AIM OF THE EXERCISE:
Where does the string "Fallout" appear in the records? Copy every line that contains it.

RECORDS FOR PROCESSING:
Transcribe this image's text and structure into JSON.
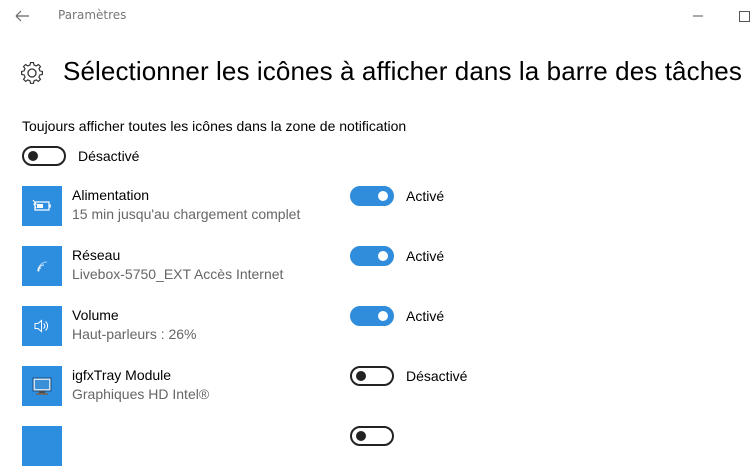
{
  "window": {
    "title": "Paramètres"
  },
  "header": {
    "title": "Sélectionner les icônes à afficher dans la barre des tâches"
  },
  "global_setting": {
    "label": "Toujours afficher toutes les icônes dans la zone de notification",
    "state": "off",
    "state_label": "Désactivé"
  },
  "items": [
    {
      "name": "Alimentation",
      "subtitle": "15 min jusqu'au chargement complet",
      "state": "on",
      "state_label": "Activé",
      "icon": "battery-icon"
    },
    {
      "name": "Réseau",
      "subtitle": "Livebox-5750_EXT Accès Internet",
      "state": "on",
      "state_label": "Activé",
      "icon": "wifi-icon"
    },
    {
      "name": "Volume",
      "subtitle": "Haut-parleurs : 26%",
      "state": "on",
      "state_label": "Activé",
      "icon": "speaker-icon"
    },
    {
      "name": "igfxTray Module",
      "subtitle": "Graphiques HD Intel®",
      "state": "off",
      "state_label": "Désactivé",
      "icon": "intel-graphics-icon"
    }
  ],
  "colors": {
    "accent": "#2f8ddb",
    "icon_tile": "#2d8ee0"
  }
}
==
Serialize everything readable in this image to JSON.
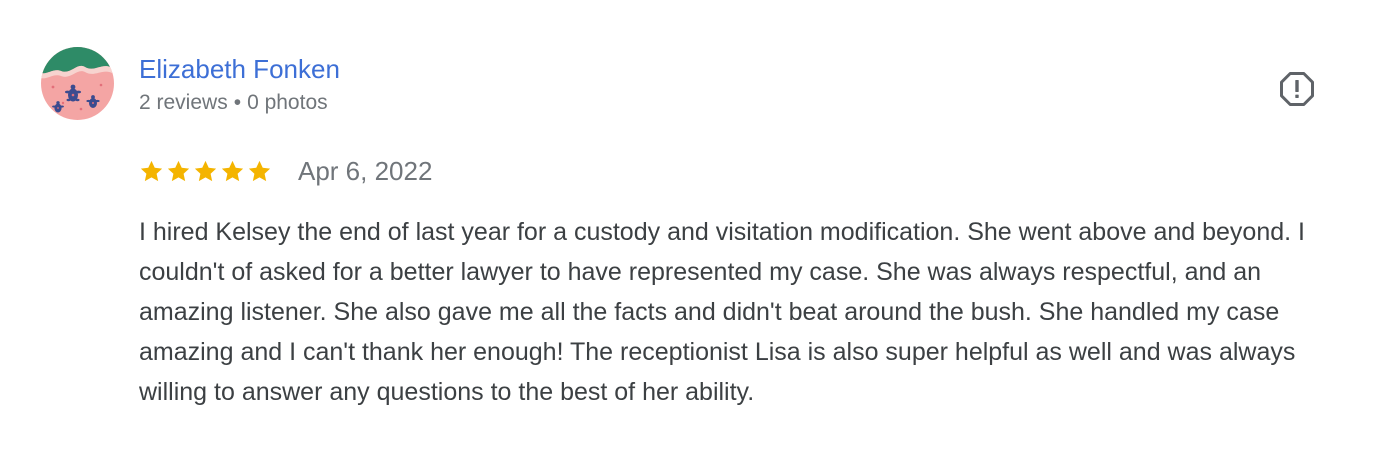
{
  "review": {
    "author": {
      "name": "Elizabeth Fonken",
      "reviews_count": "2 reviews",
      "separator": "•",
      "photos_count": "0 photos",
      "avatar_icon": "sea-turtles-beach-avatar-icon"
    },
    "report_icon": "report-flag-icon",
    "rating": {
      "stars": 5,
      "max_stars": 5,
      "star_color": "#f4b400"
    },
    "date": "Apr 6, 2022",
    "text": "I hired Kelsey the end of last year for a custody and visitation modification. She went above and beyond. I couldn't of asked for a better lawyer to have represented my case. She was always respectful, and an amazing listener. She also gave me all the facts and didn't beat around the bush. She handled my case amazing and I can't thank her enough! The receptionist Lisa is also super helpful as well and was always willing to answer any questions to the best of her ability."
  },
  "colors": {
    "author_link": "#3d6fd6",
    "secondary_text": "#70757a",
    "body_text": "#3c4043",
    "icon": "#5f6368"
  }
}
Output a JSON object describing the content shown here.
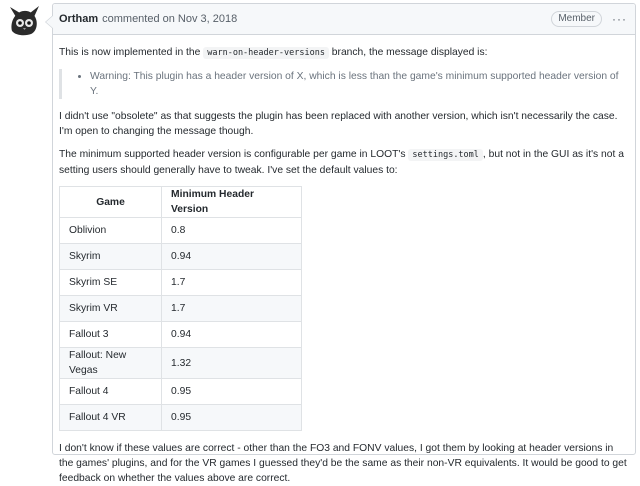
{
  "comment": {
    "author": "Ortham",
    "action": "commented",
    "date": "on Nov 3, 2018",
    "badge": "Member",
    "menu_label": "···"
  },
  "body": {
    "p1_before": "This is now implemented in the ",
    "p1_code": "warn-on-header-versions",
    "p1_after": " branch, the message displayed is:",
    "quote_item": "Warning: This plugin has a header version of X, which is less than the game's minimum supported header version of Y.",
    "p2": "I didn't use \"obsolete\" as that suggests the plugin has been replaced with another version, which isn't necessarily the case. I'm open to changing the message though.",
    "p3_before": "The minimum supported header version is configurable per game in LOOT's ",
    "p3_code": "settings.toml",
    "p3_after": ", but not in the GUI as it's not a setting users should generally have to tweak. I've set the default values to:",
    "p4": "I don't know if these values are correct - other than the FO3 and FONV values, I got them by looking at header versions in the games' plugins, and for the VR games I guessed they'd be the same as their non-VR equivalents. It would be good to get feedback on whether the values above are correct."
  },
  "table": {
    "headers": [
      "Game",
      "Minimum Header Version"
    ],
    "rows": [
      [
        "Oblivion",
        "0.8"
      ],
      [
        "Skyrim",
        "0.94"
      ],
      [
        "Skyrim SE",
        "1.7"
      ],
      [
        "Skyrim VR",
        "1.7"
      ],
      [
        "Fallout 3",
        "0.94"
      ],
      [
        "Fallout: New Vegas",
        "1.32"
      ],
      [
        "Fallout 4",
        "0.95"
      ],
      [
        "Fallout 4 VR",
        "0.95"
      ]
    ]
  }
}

SOLUTION:
        "Fallout 3",
        "Fallout: New Vegas",
        "Fallout 4",
        "Fallout 4 VR",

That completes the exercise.